• Problem details
Echo back, unchanged, the lines from the one containing "stat-card-market-size-2025: $ Market" through the one containing "market-size-chart-card: Market Size", inclusive.

[Begin]

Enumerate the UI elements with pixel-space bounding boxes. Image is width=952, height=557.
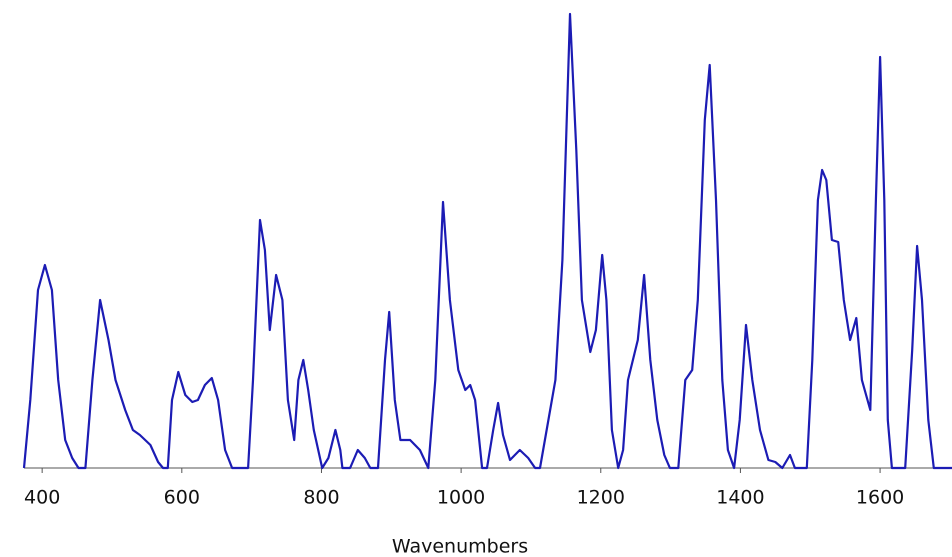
x-tick-label: 1000 <box>437 487 485 509</box>
spectrum-line <box>22 12 952 470</box>
x-tick-label: 800 <box>303 487 339 509</box>
x-tick-label: 600 <box>164 487 200 509</box>
x-tick-label: 400 <box>24 487 60 509</box>
x-tick-label: 1600 <box>856 487 904 509</box>
x-tick-label: 1200 <box>577 487 625 509</box>
x-axis-label: Wavenumbers <box>392 536 528 557</box>
x-tick-label: 1400 <box>716 487 764 509</box>
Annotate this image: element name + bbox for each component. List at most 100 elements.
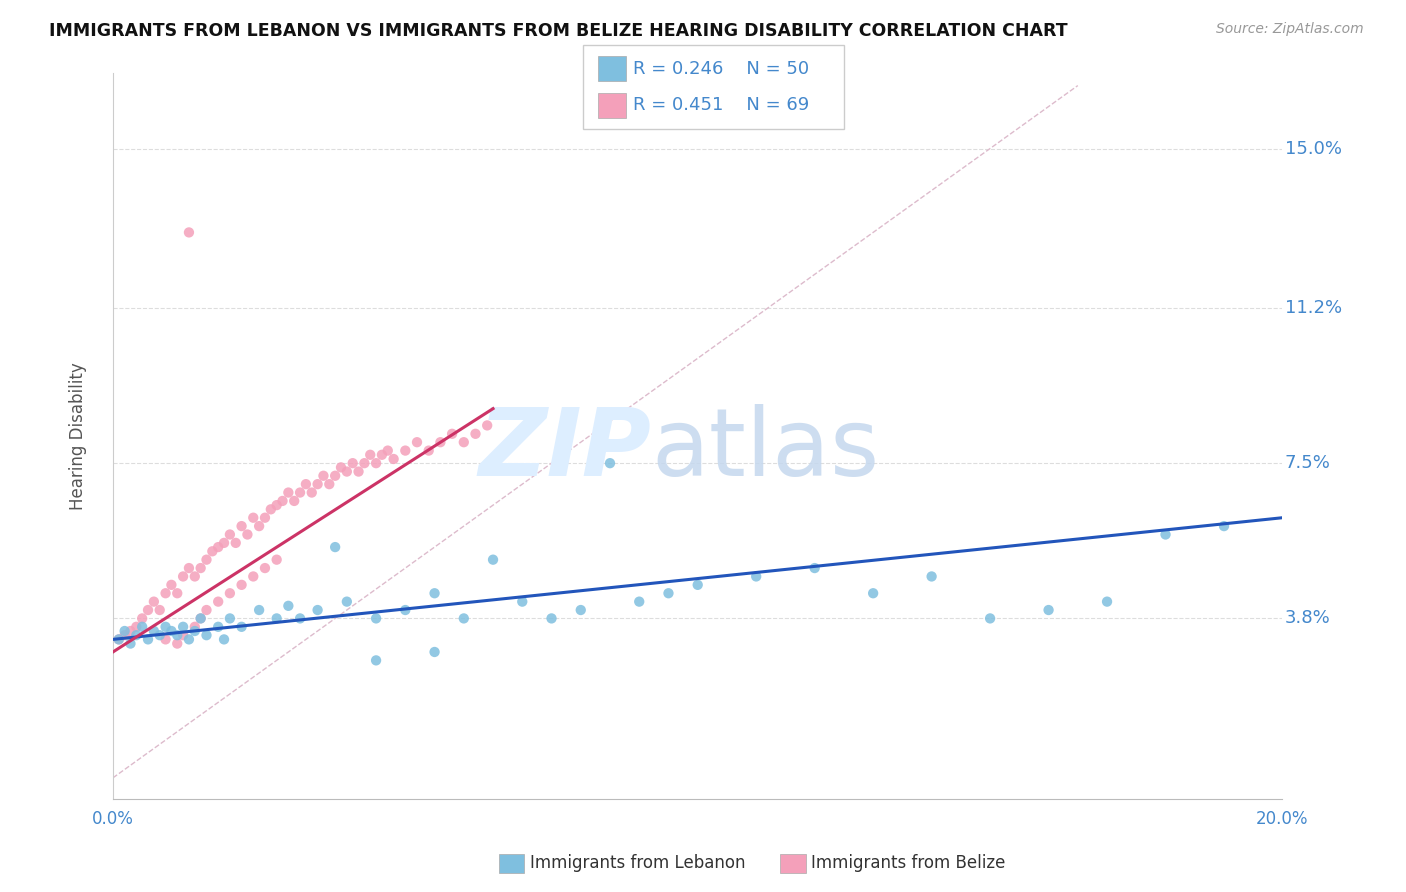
Point: [247, 519, 270, 533]
Point: [482, 552, 505, 566]
Point: [184, 620, 207, 634]
Point: [142, 594, 165, 608]
Point: [131, 620, 153, 634]
Point: [253, 510, 276, 524]
Point: [271, 494, 294, 508]
Text: atlas: atlas: [651, 404, 879, 497]
Point: [347, 465, 370, 479]
Point: [231, 519, 253, 533]
Point: [686, 578, 709, 592]
Point: [394, 443, 416, 458]
Point: [131, 611, 153, 625]
Point: [364, 653, 387, 667]
Point: [225, 536, 247, 550]
Point: [142, 624, 165, 638]
Point: [441, 426, 464, 441]
Point: [364, 456, 387, 470]
Point: [307, 603, 329, 617]
Point: [136, 632, 159, 647]
Point: [418, 443, 440, 458]
Point: [184, 624, 207, 638]
Point: [277, 485, 299, 500]
Point: [242, 510, 264, 524]
Point: [212, 632, 235, 647]
Point: [219, 527, 242, 541]
Point: [149, 628, 172, 642]
Point: [382, 452, 405, 467]
Point: [921, 569, 943, 583]
Point: [172, 620, 194, 634]
Point: [599, 456, 621, 470]
Point: [160, 578, 183, 592]
Point: [236, 527, 259, 541]
Point: [277, 599, 299, 613]
Point: [190, 611, 212, 625]
Point: [336, 465, 359, 479]
Point: [295, 477, 318, 491]
Point: [323, 540, 346, 554]
Point: [453, 611, 475, 625]
Point: [207, 540, 229, 554]
Point: [266, 498, 288, 512]
Point: [195, 552, 218, 566]
Point: [166, 628, 188, 642]
Point: [207, 594, 229, 608]
Point: [266, 552, 288, 566]
Point: [266, 611, 288, 625]
Point: [288, 485, 311, 500]
Point: [464, 426, 486, 441]
Point: [406, 435, 429, 450]
Point: [283, 494, 305, 508]
Point: [628, 594, 651, 608]
Point: [125, 620, 148, 634]
Point: [155, 586, 177, 600]
Point: [453, 435, 475, 450]
Point: [377, 443, 399, 458]
Point: [540, 611, 562, 625]
Point: [177, 632, 200, 647]
Point: [364, 611, 387, 625]
Text: 11.2%: 11.2%: [1285, 299, 1341, 317]
Point: [1213, 519, 1236, 533]
Text: 7.5%: 7.5%: [1285, 454, 1330, 472]
Point: [114, 624, 136, 638]
Point: [136, 603, 159, 617]
Point: [201, 544, 224, 558]
Point: [423, 645, 446, 659]
Point: [195, 603, 218, 617]
Point: [979, 611, 1001, 625]
Point: [195, 628, 218, 642]
Point: [1154, 527, 1177, 541]
Point: [172, 628, 194, 642]
Point: [862, 586, 884, 600]
Point: [510, 594, 533, 608]
Text: 3.8%: 3.8%: [1285, 609, 1330, 627]
Point: [353, 456, 375, 470]
Text: R = 0.451    N = 69: R = 0.451 N = 69: [633, 96, 808, 114]
Text: Immigrants from Lebanon: Immigrants from Lebanon: [530, 855, 745, 872]
Point: [120, 624, 142, 638]
Point: [429, 435, 451, 450]
Text: IMMIGRANTS FROM LEBANON VS IMMIGRANTS FROM BELIZE HEARING DISABILITY CORRELATION: IMMIGRANTS FROM LEBANON VS IMMIGRANTS FR…: [49, 22, 1067, 40]
Point: [1095, 594, 1118, 608]
Point: [301, 485, 323, 500]
Point: [323, 468, 346, 483]
Point: [745, 569, 768, 583]
Point: [359, 448, 381, 462]
Point: [160, 624, 183, 638]
Point: [231, 620, 253, 634]
Text: ZIP: ZIP: [478, 404, 651, 497]
Point: [212, 536, 235, 550]
Point: [330, 460, 353, 475]
Point: [107, 632, 129, 647]
Point: [219, 611, 242, 625]
Point: [155, 620, 177, 634]
Point: [371, 448, 394, 462]
Text: Hearing Disability: Hearing Disability: [69, 362, 87, 510]
Point: [569, 603, 592, 617]
Point: [336, 594, 359, 608]
Point: [1038, 603, 1060, 617]
Point: [342, 456, 364, 470]
Point: [207, 620, 229, 634]
Point: [288, 611, 311, 625]
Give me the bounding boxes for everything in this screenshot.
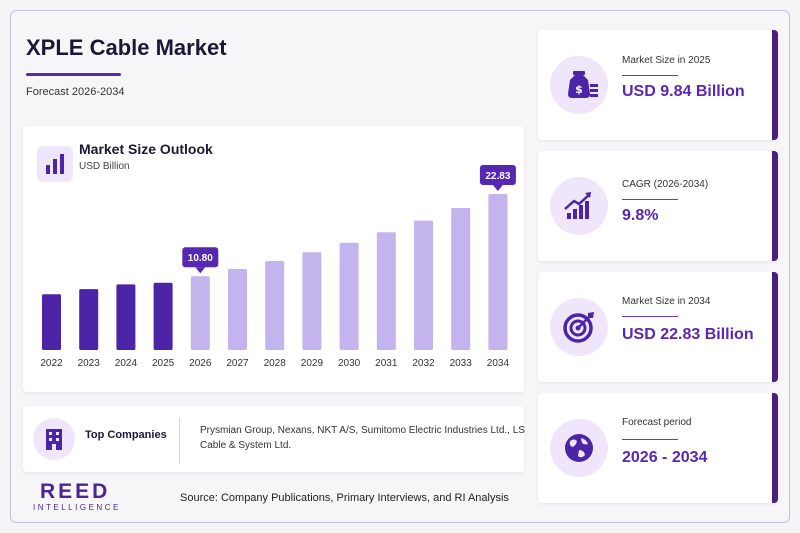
stat-card-market-size-2025: $ Market Size in 2025 USD 9.84 Billion (538, 30, 778, 140)
bar-2026 (190, 276, 210, 350)
stat-label: Market Size in 2034 (622, 296, 711, 307)
x-tick-label: 2028 (264, 358, 287, 369)
stat-card-forecast-period: Forecast period 2026 - 2034 (538, 393, 778, 503)
market-size-chart-card: Market Size Outlook USD Billion 2022 2023… (23, 126, 524, 392)
x-tick-label: 2026 (189, 358, 212, 369)
bar-2034 (488, 194, 508, 350)
bar-2025 (153, 282, 173, 350)
x-tick-label: 2024 (115, 358, 138, 369)
chart-title: Market Size Outlook (79, 141, 213, 157)
data-label-2026: 10.80 (182, 247, 219, 274)
x-tick-label: 2023 (78, 358, 101, 369)
x-tick-label: 2034 (487, 358, 510, 369)
stat-label: Forecast period (622, 417, 692, 428)
page-title: XPLE Cable Market (26, 35, 227, 60)
x-tick-label: 2032 (412, 358, 435, 369)
bar-2030 (339, 242, 359, 350)
logo-wordmark: REED (40, 480, 111, 503)
bar-2032 (414, 220, 433, 350)
stat-label: Market Size in 2025 (622, 55, 711, 66)
target-icon (550, 298, 608, 356)
bar-2028 (265, 261, 285, 350)
svg-text:10.80: 10.80 (188, 253, 213, 264)
building-icon (33, 418, 75, 460)
stat-rule (622, 316, 678, 317)
logo-subtitle: INTELLIGENCE (33, 503, 121, 512)
x-tick-label: 2033 (450, 358, 473, 369)
title-underline (26, 73, 121, 76)
x-tick-label: 2025 (152, 358, 175, 369)
svg-text:$: $ (575, 83, 583, 96)
top-companies-label: Top Companies (85, 429, 167, 441)
stat-value: USD 22.83 Billion (622, 326, 754, 343)
stat-rule (622, 199, 678, 200)
top-companies-card: Top Companies Prysmian Group, Nexans, NK… (23, 406, 525, 472)
divider (179, 418, 180, 464)
x-tick-label: 2031 (375, 358, 398, 369)
top-companies-list: Prysmian Group, Nexans, NKT A/S, Sumitom… (200, 425, 525, 451)
x-tick-label: 2030 (338, 358, 361, 369)
data-label-2034: 22.83 (479, 165, 516, 191)
bar-2024 (116, 284, 136, 350)
bar-2027 (228, 268, 247, 350)
stat-value: 2026 - 2034 (622, 449, 708, 466)
growth-chart-icon (550, 177, 608, 235)
bar-chart: 2022 2023 2024 2025 2026 10.80 2027 2028 2029 203… (40, 165, 516, 369)
bar-2029 (302, 252, 322, 350)
stat-label: CAGR (2026-2034) (622, 179, 709, 190)
page-subtitle: Forecast 2026-2034 (26, 86, 125, 98)
source-note: Source: Company Publications, Primary In… (180, 492, 509, 504)
x-tick-label: 2027 (226, 358, 249, 369)
bar-2023 (79, 289, 99, 350)
bar-2031 (376, 232, 396, 350)
stat-rule (622, 75, 678, 76)
x-tick-label: 2022 (40, 358, 63, 369)
stat-value: USD 9.84 Billion (622, 83, 745, 100)
bar-2033 (451, 208, 471, 350)
chart-unit: USD Billion (79, 161, 130, 172)
money-bag-icon: $ (550, 56, 608, 114)
x-tick-label: 2029 (301, 358, 324, 369)
globe-icon (550, 419, 608, 477)
bar-2022 (42, 294, 61, 350)
bar-chart-icon (37, 146, 73, 182)
stat-card-cagr: CAGR (2026-2034) 9.8% (538, 151, 778, 261)
stat-rule (622, 439, 678, 440)
stat-card-market-size-2034: Market Size in 2034 USD 22.83 Billion (538, 272, 778, 382)
stat-value: 9.8% (622, 207, 659, 224)
svg-text:22.83: 22.83 (485, 171, 510, 182)
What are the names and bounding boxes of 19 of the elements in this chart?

[End]

• Task result
stat-card-market-size-2025: $ Market Size in 2025 USD 9.84 Billion (538, 30, 778, 140)
bar-2026 (190, 276, 210, 350)
stat-label: Market Size in 2034 (622, 296, 711, 307)
x-tick-label: 2028 (264, 358, 287, 369)
stat-card-forecast-period: Forecast period 2026 - 2034 (538, 393, 778, 503)
market-size-chart-card: Market Size Outlook USD Billion 2022 2023… (23, 126, 524, 392)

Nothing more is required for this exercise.